_Requirement_
From the records, pick out and copy each line containing "date".

Data entries for graphics

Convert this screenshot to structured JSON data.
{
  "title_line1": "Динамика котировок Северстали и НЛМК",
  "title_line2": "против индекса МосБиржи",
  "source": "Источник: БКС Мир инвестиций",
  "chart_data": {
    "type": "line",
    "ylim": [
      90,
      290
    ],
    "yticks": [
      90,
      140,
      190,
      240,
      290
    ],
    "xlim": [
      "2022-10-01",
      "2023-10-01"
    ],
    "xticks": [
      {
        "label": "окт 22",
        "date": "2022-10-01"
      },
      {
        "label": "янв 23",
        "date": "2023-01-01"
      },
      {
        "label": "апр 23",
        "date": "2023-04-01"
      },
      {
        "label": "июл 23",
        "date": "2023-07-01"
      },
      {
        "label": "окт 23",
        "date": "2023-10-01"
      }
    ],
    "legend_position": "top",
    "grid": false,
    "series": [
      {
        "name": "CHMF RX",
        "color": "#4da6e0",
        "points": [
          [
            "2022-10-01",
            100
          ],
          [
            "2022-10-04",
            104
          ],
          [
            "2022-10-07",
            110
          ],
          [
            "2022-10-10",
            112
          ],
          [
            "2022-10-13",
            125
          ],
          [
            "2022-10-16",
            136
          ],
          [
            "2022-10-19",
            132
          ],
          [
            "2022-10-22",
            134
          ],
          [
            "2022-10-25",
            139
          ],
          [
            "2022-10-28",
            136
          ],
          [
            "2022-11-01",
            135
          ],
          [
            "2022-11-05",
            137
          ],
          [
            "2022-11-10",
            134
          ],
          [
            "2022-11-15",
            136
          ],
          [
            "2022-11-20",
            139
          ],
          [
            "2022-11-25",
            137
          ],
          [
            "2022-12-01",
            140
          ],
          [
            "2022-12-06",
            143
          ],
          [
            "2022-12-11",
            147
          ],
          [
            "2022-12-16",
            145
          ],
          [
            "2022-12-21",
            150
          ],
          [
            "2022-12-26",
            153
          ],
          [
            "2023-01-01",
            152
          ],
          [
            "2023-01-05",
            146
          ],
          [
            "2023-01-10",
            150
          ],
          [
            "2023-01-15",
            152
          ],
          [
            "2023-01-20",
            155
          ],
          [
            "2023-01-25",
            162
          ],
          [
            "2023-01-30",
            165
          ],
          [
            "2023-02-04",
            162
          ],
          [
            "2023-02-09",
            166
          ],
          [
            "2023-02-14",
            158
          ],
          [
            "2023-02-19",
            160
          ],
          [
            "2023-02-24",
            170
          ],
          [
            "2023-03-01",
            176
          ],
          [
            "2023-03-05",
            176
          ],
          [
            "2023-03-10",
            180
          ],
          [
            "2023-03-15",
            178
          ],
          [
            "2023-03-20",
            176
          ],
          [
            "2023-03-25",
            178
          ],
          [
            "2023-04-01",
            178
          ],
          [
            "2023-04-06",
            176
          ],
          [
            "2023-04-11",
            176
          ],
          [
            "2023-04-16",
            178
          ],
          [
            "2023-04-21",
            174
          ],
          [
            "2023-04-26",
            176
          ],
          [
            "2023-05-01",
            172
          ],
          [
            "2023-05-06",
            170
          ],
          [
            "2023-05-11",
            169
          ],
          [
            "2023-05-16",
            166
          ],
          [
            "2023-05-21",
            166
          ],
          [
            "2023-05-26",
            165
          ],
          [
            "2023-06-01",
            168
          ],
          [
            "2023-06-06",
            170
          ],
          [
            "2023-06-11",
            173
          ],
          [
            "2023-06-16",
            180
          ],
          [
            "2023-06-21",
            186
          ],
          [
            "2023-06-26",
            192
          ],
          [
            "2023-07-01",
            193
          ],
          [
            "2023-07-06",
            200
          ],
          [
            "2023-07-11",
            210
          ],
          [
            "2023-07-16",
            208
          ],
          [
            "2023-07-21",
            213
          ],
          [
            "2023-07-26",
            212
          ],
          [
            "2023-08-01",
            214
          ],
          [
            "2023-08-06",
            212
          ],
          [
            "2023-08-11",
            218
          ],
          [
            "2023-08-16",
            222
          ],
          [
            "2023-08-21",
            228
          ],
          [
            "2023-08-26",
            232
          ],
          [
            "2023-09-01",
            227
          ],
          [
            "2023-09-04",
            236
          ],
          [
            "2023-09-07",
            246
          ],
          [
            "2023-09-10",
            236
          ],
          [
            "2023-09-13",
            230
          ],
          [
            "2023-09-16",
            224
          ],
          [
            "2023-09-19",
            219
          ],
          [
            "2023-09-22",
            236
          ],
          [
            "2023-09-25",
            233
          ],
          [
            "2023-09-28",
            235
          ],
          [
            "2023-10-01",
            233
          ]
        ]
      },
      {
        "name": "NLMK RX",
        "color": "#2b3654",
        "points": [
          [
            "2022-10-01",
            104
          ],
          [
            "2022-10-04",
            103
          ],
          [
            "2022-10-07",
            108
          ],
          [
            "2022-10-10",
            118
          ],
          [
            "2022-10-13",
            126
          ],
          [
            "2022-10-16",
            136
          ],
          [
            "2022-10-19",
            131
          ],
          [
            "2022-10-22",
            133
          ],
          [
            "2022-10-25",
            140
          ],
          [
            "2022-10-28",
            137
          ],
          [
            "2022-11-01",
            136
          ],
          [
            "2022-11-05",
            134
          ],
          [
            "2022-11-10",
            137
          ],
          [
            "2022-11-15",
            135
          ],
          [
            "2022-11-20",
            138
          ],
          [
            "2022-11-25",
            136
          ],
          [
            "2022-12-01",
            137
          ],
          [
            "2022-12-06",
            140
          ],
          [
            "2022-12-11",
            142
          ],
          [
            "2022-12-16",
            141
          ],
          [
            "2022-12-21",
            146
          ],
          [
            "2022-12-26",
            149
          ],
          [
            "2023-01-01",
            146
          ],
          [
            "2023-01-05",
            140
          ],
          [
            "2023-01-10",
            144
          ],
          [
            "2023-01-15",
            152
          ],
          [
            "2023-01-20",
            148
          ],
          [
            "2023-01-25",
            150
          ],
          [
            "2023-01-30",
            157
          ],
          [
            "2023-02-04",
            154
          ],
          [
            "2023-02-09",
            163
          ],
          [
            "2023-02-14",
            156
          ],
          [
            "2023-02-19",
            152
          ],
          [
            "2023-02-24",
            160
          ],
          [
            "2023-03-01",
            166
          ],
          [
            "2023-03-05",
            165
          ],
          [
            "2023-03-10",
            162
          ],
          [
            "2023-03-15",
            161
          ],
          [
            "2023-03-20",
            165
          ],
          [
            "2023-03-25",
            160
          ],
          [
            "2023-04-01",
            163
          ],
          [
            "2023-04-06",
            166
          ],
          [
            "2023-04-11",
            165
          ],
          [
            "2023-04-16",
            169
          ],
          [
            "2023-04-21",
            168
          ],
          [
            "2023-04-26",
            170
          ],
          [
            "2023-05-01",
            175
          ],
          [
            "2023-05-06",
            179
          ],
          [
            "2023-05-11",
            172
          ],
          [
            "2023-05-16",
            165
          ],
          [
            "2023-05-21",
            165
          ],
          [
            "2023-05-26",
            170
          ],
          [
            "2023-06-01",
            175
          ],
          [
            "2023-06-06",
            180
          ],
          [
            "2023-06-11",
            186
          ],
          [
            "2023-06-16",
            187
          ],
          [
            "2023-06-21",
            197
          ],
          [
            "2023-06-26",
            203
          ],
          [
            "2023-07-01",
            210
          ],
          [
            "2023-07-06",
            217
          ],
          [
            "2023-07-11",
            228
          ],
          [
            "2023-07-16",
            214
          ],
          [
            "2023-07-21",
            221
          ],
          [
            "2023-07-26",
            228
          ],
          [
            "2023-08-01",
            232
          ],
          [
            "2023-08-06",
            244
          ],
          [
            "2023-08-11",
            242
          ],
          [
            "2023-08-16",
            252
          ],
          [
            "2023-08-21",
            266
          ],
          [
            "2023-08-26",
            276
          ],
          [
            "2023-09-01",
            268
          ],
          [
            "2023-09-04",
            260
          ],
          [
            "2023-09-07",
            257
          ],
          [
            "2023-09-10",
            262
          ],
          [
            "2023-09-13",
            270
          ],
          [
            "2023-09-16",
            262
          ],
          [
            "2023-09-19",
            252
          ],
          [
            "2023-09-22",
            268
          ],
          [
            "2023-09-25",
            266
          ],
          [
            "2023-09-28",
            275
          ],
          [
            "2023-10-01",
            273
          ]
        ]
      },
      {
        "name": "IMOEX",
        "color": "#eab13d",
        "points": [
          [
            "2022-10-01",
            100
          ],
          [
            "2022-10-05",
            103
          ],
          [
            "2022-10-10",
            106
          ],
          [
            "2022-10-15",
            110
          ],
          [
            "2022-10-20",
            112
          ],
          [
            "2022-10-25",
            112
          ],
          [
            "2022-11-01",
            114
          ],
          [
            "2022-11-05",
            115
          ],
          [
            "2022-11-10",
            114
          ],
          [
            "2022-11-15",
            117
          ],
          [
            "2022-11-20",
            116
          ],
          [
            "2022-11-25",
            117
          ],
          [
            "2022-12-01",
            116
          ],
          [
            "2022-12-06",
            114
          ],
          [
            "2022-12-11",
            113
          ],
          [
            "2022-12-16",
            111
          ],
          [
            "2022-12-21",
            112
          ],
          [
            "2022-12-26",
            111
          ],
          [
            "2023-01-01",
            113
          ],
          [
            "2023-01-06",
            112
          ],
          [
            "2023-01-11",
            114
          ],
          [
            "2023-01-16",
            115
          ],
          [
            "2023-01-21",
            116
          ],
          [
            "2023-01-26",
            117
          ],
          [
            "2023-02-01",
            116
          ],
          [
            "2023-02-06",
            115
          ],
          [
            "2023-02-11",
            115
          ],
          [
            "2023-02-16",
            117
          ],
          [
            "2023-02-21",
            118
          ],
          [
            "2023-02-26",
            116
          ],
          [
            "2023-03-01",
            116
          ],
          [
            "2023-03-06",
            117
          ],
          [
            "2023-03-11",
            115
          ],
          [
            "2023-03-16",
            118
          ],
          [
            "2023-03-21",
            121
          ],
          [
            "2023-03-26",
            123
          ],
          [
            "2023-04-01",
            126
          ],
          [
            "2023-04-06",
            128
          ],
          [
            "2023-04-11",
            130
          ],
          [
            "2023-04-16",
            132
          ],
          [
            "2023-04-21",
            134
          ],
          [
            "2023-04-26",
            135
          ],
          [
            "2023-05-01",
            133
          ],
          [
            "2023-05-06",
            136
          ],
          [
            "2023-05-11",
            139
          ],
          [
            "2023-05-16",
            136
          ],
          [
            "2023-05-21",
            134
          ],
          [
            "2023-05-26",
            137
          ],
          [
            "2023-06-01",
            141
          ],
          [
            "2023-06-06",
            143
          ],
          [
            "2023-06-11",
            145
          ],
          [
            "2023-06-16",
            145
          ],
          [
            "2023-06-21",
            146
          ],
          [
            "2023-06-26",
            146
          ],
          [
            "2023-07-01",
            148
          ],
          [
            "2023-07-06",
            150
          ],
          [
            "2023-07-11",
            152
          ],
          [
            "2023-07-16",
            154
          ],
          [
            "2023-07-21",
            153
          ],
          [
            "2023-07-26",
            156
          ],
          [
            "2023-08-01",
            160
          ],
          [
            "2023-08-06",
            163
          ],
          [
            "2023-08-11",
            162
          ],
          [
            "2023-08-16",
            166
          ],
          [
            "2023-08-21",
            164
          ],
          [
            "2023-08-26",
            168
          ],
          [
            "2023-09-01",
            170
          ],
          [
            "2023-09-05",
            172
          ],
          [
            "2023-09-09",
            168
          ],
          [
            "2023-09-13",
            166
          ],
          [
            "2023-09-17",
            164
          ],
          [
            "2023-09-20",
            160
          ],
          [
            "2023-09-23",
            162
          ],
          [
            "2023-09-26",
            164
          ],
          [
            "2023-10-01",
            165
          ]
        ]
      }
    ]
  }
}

_Full response_
        "date": "2022-10-01"
        "date": "2023-01-01"
        "date": "2023-04-01"
        "date": "2023-07-01"
        "date": "2023-10-01"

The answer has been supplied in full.